Your task:
Scan each line of the records for the word "mPOS机" and extract the ones that have it.

---------- Source material

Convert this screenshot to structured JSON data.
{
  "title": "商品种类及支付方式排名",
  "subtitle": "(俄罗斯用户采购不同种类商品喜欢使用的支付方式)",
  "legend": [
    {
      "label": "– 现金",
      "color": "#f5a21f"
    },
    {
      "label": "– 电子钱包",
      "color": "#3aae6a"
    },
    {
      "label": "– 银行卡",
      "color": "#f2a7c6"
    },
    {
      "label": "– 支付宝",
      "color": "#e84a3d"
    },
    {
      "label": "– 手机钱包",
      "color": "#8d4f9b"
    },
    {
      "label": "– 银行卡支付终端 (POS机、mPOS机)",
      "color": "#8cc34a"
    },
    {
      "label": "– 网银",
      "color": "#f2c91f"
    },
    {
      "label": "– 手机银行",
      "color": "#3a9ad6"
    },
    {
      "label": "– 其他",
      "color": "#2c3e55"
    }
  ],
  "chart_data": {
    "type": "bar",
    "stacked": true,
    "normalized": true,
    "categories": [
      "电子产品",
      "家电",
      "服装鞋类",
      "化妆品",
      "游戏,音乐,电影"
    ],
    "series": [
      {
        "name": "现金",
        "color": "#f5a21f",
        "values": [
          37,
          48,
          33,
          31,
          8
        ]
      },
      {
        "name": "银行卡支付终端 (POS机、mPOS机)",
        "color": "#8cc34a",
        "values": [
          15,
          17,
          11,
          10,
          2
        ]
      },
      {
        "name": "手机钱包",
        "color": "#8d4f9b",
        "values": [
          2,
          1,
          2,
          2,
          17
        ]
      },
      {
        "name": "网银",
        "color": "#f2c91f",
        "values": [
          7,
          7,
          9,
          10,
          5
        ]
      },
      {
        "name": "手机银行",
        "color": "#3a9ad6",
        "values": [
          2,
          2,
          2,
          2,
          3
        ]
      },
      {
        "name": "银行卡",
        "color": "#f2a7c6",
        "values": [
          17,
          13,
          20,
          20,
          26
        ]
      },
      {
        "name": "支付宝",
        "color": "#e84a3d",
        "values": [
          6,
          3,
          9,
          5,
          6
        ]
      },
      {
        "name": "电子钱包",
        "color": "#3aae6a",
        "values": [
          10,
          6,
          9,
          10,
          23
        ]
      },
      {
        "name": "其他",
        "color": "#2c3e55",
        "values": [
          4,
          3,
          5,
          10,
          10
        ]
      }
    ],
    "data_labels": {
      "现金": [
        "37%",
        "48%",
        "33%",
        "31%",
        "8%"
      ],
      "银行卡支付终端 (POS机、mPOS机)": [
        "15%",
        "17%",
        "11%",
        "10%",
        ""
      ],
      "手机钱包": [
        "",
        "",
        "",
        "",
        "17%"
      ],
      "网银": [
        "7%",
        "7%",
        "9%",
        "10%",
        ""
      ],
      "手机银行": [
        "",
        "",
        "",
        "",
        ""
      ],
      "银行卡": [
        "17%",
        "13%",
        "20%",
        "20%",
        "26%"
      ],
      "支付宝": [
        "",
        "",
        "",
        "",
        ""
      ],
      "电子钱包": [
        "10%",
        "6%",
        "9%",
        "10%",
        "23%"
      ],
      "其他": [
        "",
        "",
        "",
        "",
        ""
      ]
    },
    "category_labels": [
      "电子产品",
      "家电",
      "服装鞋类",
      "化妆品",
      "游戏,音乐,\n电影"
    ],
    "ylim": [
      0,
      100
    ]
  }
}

--------------------
---------- Source material

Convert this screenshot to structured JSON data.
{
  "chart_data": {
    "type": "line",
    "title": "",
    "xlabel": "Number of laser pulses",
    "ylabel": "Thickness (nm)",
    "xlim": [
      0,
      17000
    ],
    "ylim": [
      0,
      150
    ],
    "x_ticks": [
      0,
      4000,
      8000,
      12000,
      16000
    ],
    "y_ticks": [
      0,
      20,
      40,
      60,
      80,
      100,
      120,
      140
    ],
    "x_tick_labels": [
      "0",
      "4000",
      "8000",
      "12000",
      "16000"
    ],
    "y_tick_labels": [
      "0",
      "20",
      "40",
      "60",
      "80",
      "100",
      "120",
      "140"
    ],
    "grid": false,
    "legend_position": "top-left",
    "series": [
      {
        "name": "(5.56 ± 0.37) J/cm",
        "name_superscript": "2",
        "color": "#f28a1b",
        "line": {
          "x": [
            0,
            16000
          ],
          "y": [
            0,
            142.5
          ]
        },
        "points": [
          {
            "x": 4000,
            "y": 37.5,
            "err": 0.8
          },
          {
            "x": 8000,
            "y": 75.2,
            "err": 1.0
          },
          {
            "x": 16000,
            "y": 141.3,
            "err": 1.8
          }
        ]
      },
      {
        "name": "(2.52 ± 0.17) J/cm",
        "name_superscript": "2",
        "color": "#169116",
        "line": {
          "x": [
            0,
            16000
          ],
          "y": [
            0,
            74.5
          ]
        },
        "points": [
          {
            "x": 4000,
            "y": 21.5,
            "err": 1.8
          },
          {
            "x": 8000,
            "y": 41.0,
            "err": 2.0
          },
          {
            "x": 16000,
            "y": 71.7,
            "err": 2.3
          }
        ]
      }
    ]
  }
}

--------------------

Expected answer:
      "label": "– 银行卡支付终端 (POS机、mPOS机)",
        "name": "银行卡支付终端 (POS机、mPOS机)",
      "银行卡支付终端 (POS机、mPOS机)": [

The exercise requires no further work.